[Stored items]
********************

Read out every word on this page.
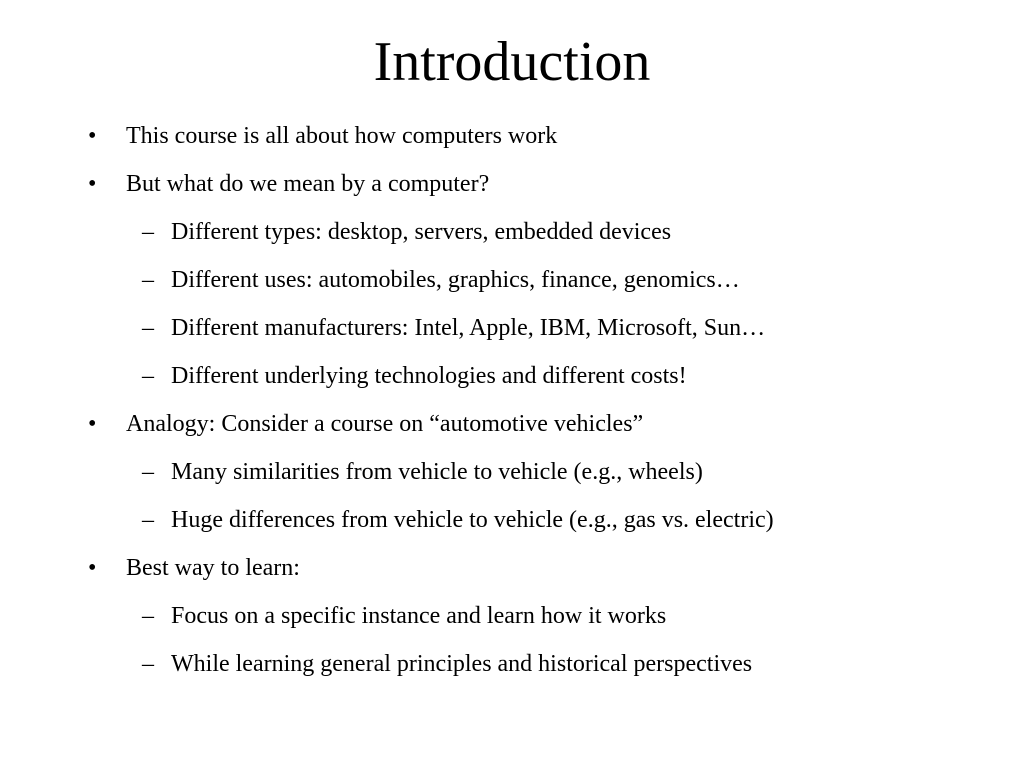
Introduction
• This course is all about how computers work
• But what do we mean by a computer?
– Different types: desktop, servers, embedded devices
– Different uses: automobiles, graphics, finance, genomics…
– Different manufacturers: Intel, Apple, IBM, Microsoft, Sun…
– Different underlying technologies and different costs!
• Analogy: Consider a course on “automotive vehicles”
– Many similarities from vehicle to vehicle (e.g., wheels)
– Huge differences from vehicle to vehicle (e.g., gas vs. electric)
• Best way to learn:
– Focus on a specific instance and learn how it works
– While learning general principles and historical perspectives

********************

* **WHAT IS BEING ASKED**:
If a line of the entries holds the word "course", copy it out.

* **SOLVED PROBLEM**:
• This course is all about how computers work
• Analogy: Consider a course on “automotive vehicles”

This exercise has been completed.